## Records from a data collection

══════════

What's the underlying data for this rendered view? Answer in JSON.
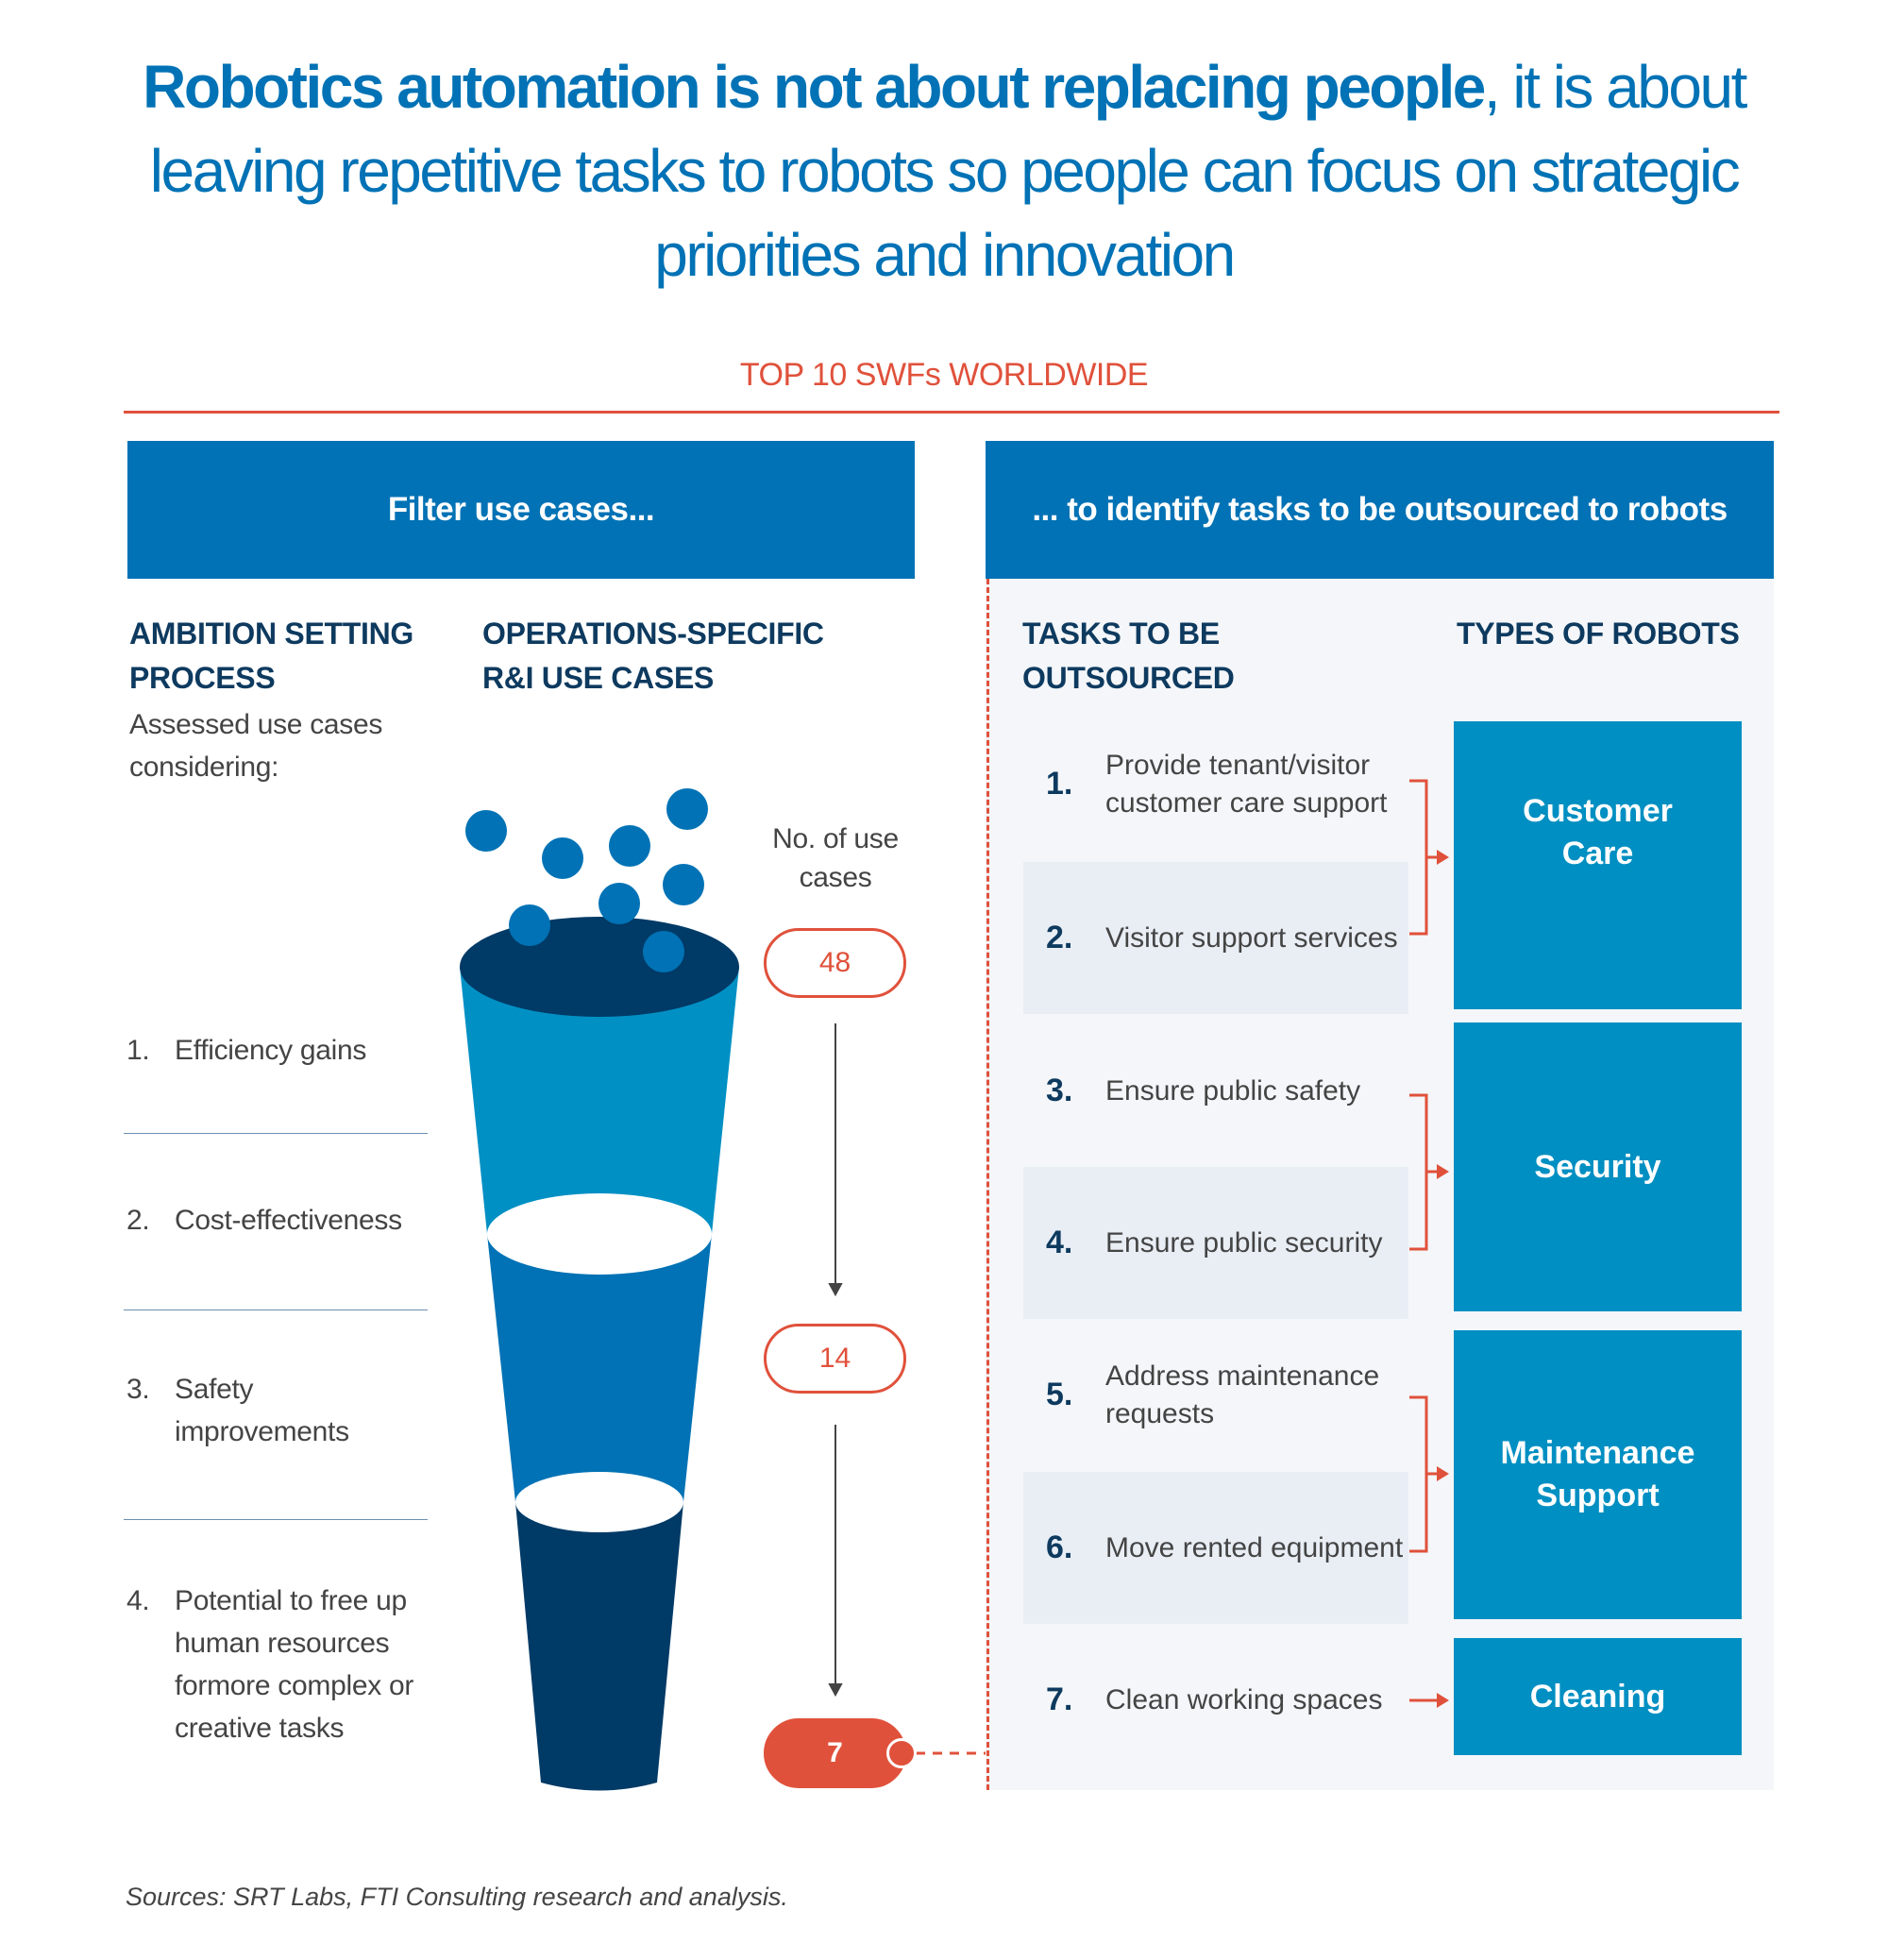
{
  "title": {
    "bold": "Robotics automation is not about replacing people",
    "rest": ", it is about leaving repetitive tasks to robots so people can focus on strategic priorities and innovation"
  },
  "subtitle": "TOP 10 SWFs WORLDWIDE",
  "left_header": "Filter use cases...",
  "right_header": "... to identify tasks to be outsourced to robots",
  "ambition": {
    "heading": "AMBITION SETTING PROCESS",
    "intro": "Assessed use cases considering:",
    "items": [
      {
        "n": "1.",
        "label": "Efficiency gains"
      },
      {
        "n": "2.",
        "label": "Cost-effectiveness"
      },
      {
        "n": "3.",
        "label": "Safety improvements"
      },
      {
        "n": "4.",
        "label": "Potential to free up human resources formore complex or creative tasks"
      }
    ]
  },
  "operations": {
    "heading": "OPERATIONS-SPECIFIC R&I USE CASES",
    "count_label": "No. of use cases",
    "counts": [
      "48",
      "14",
      "7"
    ]
  },
  "tasks": {
    "heading": "TASKS TO BE OUTSOURCED",
    "items": [
      {
        "n": "1.",
        "label": "Provide tenant/visitor customer care support"
      },
      {
        "n": "2.",
        "label": "Visitor support services"
      },
      {
        "n": "3.",
        "label": "Ensure public safety"
      },
      {
        "n": "4.",
        "label": "Ensure public security"
      },
      {
        "n": "5.",
        "label": "Address maintenance requests"
      },
      {
        "n": "6.",
        "label": "Move rented equipment"
      },
      {
        "n": "7.",
        "label": "Clean working spaces"
      }
    ]
  },
  "robots": {
    "heading": "TYPES OF ROBOTS",
    "items": [
      "Customer Care",
      "Security",
      "Maintenance Support",
      "Cleaning"
    ]
  },
  "sources": "Sources: SRT Labs, FTI Consulting research and analysis.",
  "colors": {
    "primary": "#0072b5",
    "accent": "#e0513b",
    "robot_box": "#008fc2",
    "funnel_top": "#0090c4",
    "funnel_mid": "#0072b5",
    "funnel_bottom": "#003a66"
  }
}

══════════

Work out the number of lines in this listing that include the word "about". Reply with that number only.

2